### WHAT TO DO
Return the whole listing, line for line, without the pictures in it.

------ DATASET EXCERPTS

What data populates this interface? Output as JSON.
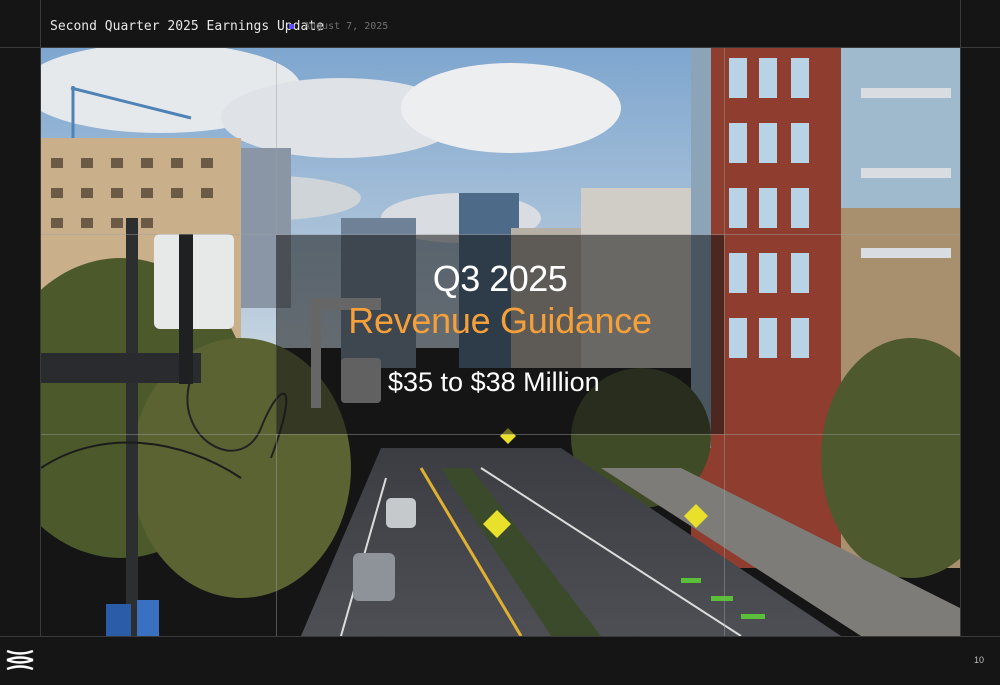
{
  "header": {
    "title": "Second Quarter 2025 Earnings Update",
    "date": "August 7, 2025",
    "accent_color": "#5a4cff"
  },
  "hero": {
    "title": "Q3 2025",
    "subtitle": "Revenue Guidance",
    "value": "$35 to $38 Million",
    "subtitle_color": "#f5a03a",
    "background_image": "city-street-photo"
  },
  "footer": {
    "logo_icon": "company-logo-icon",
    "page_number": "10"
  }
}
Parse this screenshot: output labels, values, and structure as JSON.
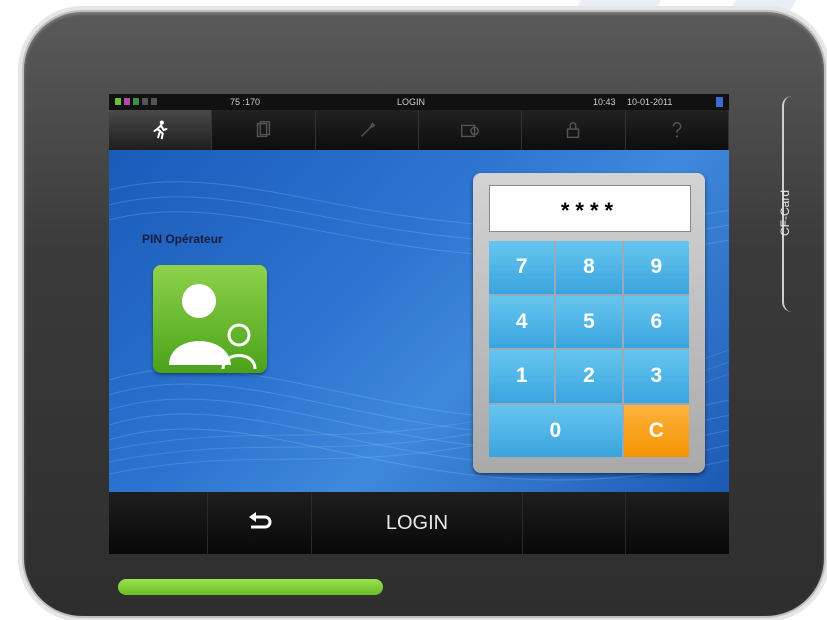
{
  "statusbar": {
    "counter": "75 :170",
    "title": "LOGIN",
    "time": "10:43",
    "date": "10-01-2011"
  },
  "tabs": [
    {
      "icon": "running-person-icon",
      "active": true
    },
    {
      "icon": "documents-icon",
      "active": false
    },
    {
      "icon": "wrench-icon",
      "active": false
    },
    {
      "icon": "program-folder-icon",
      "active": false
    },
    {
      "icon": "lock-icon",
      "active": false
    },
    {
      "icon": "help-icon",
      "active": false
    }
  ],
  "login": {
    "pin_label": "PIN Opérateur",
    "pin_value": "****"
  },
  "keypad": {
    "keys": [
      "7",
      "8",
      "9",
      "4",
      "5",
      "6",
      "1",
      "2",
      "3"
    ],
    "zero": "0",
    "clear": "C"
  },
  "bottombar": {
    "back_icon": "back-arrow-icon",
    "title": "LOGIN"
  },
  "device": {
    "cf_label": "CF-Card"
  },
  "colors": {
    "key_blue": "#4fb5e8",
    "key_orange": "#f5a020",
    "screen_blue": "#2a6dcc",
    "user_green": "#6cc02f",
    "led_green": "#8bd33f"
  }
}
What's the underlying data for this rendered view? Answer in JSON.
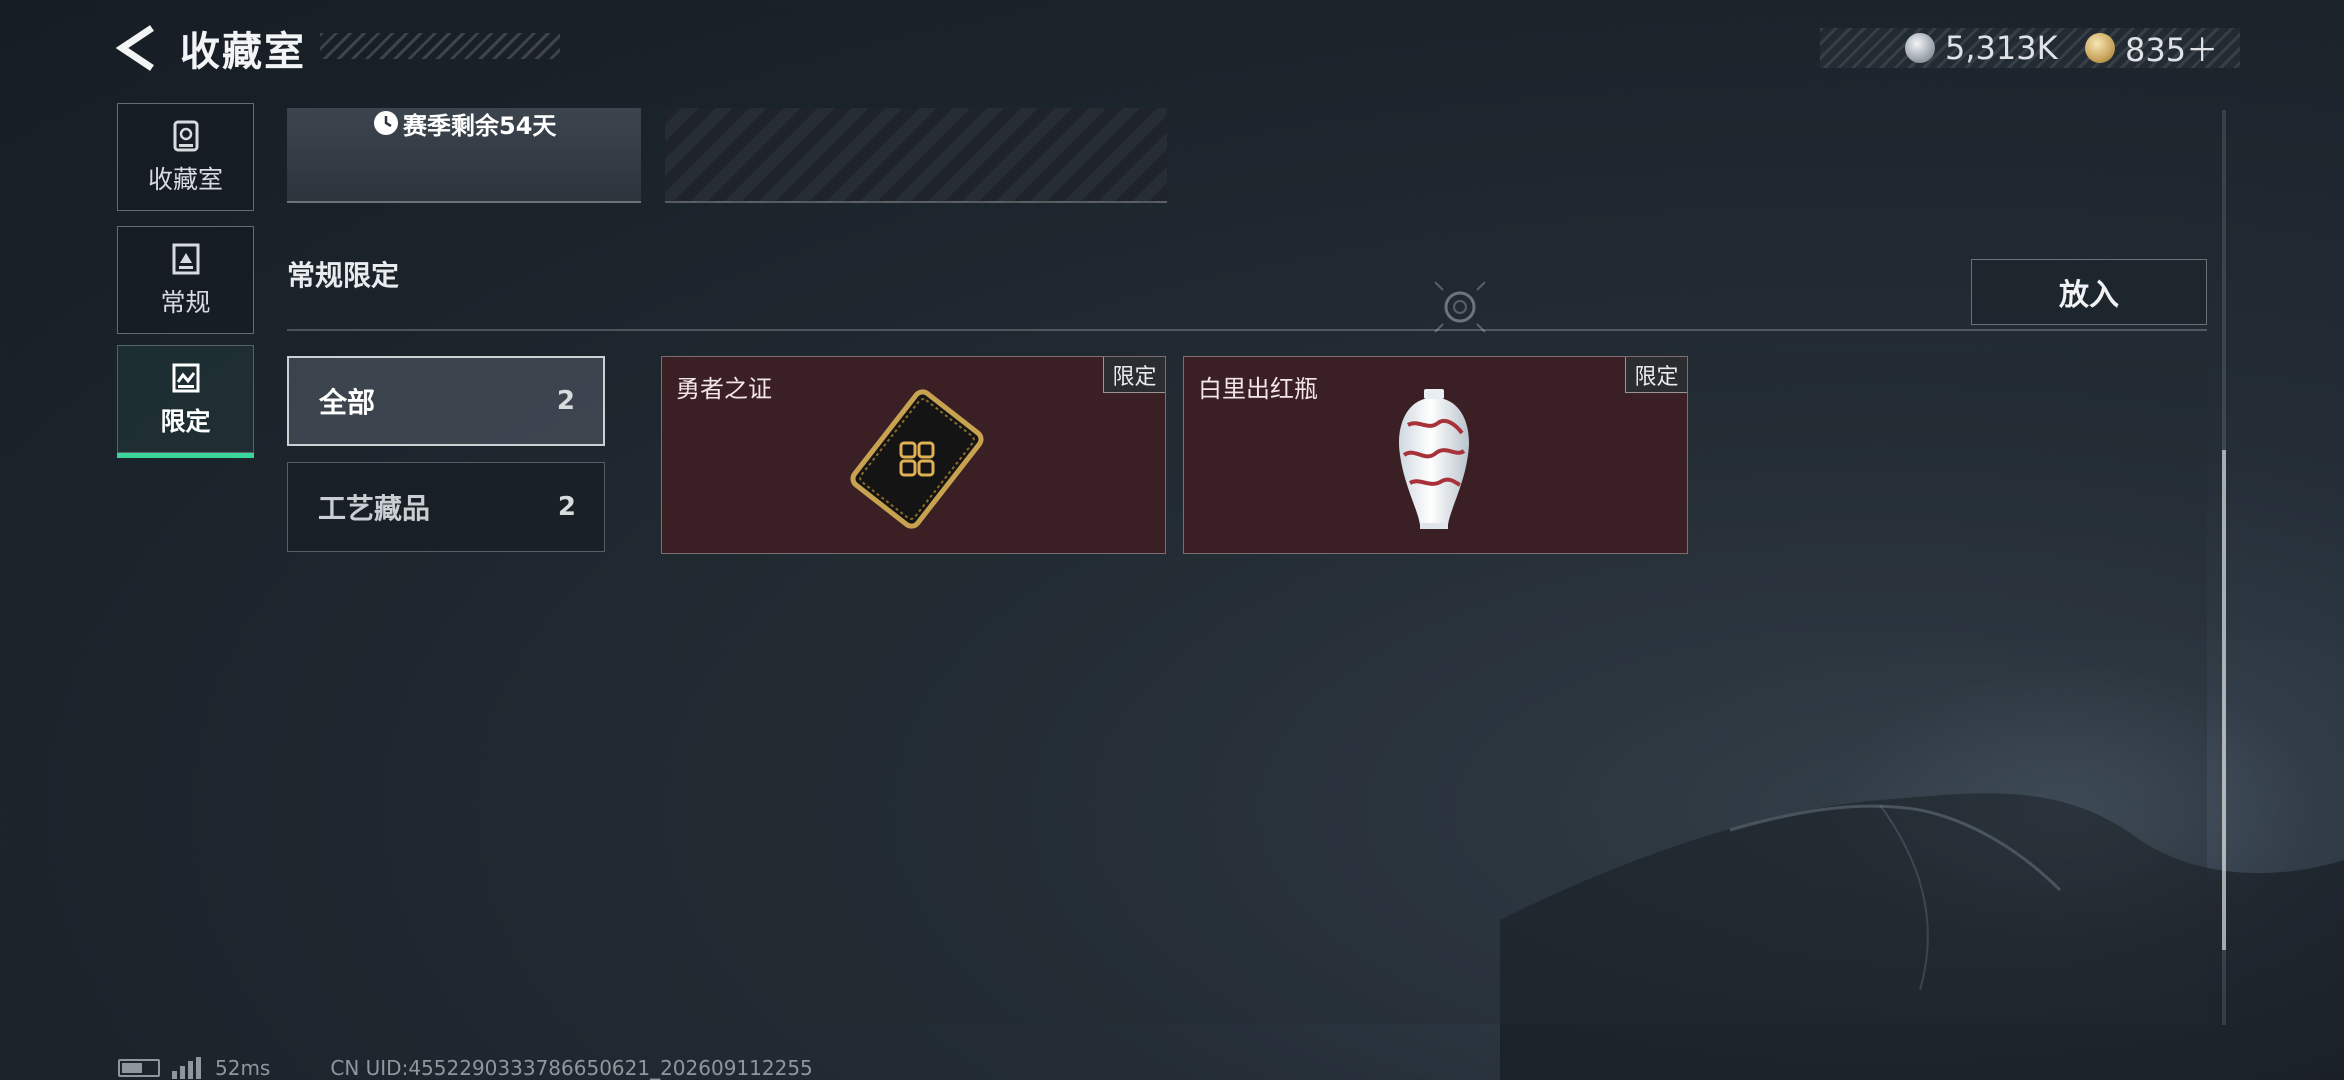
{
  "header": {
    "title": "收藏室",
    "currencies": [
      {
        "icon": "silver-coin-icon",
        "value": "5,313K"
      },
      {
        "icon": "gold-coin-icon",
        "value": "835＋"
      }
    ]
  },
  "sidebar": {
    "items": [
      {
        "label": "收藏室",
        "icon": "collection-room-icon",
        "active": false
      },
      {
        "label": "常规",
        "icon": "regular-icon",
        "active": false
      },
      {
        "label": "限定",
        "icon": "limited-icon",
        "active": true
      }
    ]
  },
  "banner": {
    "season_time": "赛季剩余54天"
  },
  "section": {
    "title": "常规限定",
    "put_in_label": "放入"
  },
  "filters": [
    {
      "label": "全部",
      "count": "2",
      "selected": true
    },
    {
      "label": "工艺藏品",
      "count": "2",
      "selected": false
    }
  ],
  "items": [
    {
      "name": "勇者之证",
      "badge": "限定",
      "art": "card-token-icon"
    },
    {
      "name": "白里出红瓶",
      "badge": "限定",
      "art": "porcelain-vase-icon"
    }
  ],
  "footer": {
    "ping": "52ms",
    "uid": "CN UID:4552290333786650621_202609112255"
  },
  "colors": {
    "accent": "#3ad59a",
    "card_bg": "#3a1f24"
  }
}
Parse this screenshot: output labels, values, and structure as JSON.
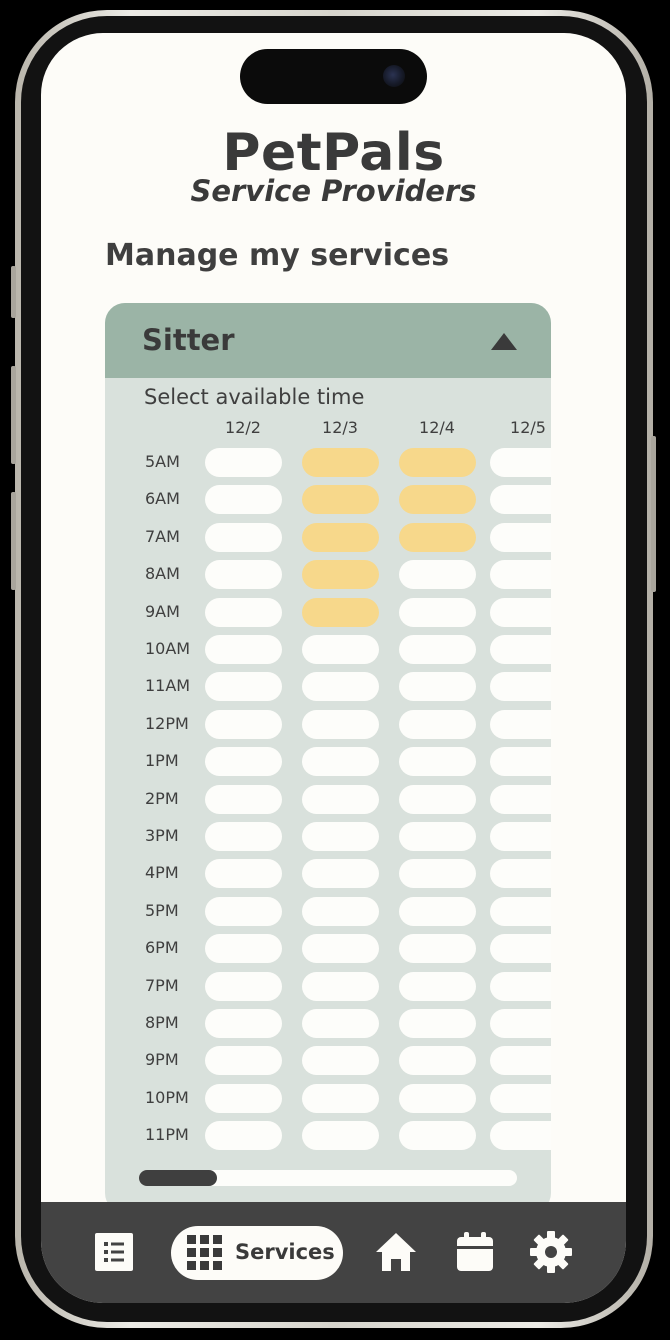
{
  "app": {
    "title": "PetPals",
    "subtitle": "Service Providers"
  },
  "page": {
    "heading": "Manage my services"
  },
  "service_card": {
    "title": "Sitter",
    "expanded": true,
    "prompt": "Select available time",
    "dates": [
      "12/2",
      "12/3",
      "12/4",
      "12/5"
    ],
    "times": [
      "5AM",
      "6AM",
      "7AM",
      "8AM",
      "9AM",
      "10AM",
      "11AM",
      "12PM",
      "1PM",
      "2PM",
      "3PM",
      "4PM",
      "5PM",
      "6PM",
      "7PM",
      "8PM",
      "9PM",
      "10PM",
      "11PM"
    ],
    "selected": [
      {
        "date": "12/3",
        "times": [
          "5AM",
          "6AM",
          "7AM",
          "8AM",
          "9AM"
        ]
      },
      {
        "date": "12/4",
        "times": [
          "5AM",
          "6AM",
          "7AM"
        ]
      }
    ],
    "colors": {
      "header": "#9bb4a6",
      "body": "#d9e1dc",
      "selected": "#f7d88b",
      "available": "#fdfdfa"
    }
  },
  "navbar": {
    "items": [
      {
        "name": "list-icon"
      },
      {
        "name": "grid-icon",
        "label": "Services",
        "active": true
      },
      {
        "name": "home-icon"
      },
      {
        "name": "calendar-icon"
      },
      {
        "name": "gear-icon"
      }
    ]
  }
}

------------

### RESPONSE TO THIS EXERCISE
What data populates this interface? Output as JSON.
{
  "header": {
    "title": "Second Quarter 2025 Earnings Update",
    "date": "August 7, 2025",
    "accent_color": "#5a4cff"
  },
  "hero": {
    "title": "Q3 2025",
    "subtitle": "Revenue Guidance",
    "value": "$35 to $38 Million",
    "subtitle_color": "#f5a03a",
    "background_image": "city-street-photo"
  },
  "footer": {
    "logo_icon": "company-logo-icon",
    "page_number": "10"
  }
}
Parse this screenshot: output labels, values, and structure as JSON.
{
  "statusbar": {
    "counter": "75 :170",
    "title": "LOGIN",
    "time": "10:43",
    "date": "10-01-2011"
  },
  "tabs": [
    {
      "icon": "running-person-icon",
      "active": true
    },
    {
      "icon": "documents-icon",
      "active": false
    },
    {
      "icon": "wrench-icon",
      "active": false
    },
    {
      "icon": "program-folder-icon",
      "active": false
    },
    {
      "icon": "lock-icon",
      "active": false
    },
    {
      "icon": "help-icon",
      "active": false
    }
  ],
  "login": {
    "pin_label": "PIN Opérateur",
    "pin_value": "****"
  },
  "keypad": {
    "keys": [
      "7",
      "8",
      "9",
      "4",
      "5",
      "6",
      "1",
      "2",
      "3"
    ],
    "zero": "0",
    "clear": "C"
  },
  "bottombar": {
    "back_icon": "back-arrow-icon",
    "title": "LOGIN"
  },
  "device": {
    "cf_label": "CF-Card"
  },
  "colors": {
    "key_blue": "#4fb5e8",
    "key_orange": "#f5a020",
    "screen_blue": "#2a6dcc",
    "user_green": "#6cc02f",
    "led_green": "#8bd33f"
  }
}
What's the underlying data for this rendered view? Answer in JSON.
{
  "header": {
    "title": "收藏室",
    "currencies": [
      {
        "icon": "silver-coin-icon",
        "value": "5,313K"
      },
      {
        "icon": "gold-coin-icon",
        "value": "835＋"
      }
    ]
  },
  "sidebar": {
    "items": [
      {
        "label": "收藏室",
        "icon": "collection-room-icon",
        "active": false
      },
      {
        "label": "常规",
        "icon": "regular-icon",
        "active": false
      },
      {
        "label": "限定",
        "icon": "limited-icon",
        "active": true
      }
    ]
  },
  "banner": {
    "season_time": "赛季剩余54天"
  },
  "section": {
    "title": "常规限定",
    "put_in_label": "放入"
  },
  "filters": [
    {
      "label": "全部",
      "count": "2",
      "selected": true
    },
    {
      "label": "工艺藏品",
      "count": "2",
      "selected": false
    }
  ],
  "items": [
    {
      "name": "勇者之证",
      "badge": "限定",
      "art": "card-token-icon"
    },
    {
      "name": "白里出红瓶",
      "badge": "限定",
      "art": "porcelain-vase-icon"
    }
  ],
  "footer": {
    "ping": "52ms",
    "uid": "CN UID:4552290333786650621_202609112255"
  },
  "colors": {
    "accent": "#3ad59a",
    "card_bg": "#3a1f24"
  }
}
Parse this screenshot: output labels, values, and structure as JSON.
{
  "app": {
    "title": "PetPals",
    "subtitle": "Service Providers"
  },
  "page": {
    "heading": "Manage my services"
  },
  "service_card": {
    "title": "Sitter",
    "expanded": true,
    "prompt": "Select available time",
    "dates": [
      "12/2",
      "12/3",
      "12/4",
      "12/5"
    ],
    "times": [
      "5AM",
      "6AM",
      "7AM",
      "8AM",
      "9AM",
      "10AM",
      "11AM",
      "12PM",
      "1PM",
      "2PM",
      "3PM",
      "4PM",
      "5PM",
      "6PM",
      "7PM",
      "8PM",
      "9PM",
      "10PM",
      "11PM"
    ],
    "selected": [
      {
        "date": "12/3",
        "times": [
          "5AM",
          "6AM",
          "7AM",
          "8AM",
          "9AM"
        ]
      },
      {
        "date": "12/4",
        "times": [
          "5AM",
          "6AM",
          "7AM"
        ]
      }
    ],
    "colors": {
      "header": "#9bb4a6",
      "body": "#d9e1dc",
      "selected": "#f7d88b",
      "available": "#fdfdfa"
    }
  },
  "navbar": {
    "items": [
      {
        "name": "list-icon"
      },
      {
        "name": "grid-icon",
        "label": "Services",
        "active": true
      },
      {
        "name": "home-icon"
      },
      {
        "name": "calendar-icon"
      },
      {
        "name": "gear-icon"
      }
    ]
  }
}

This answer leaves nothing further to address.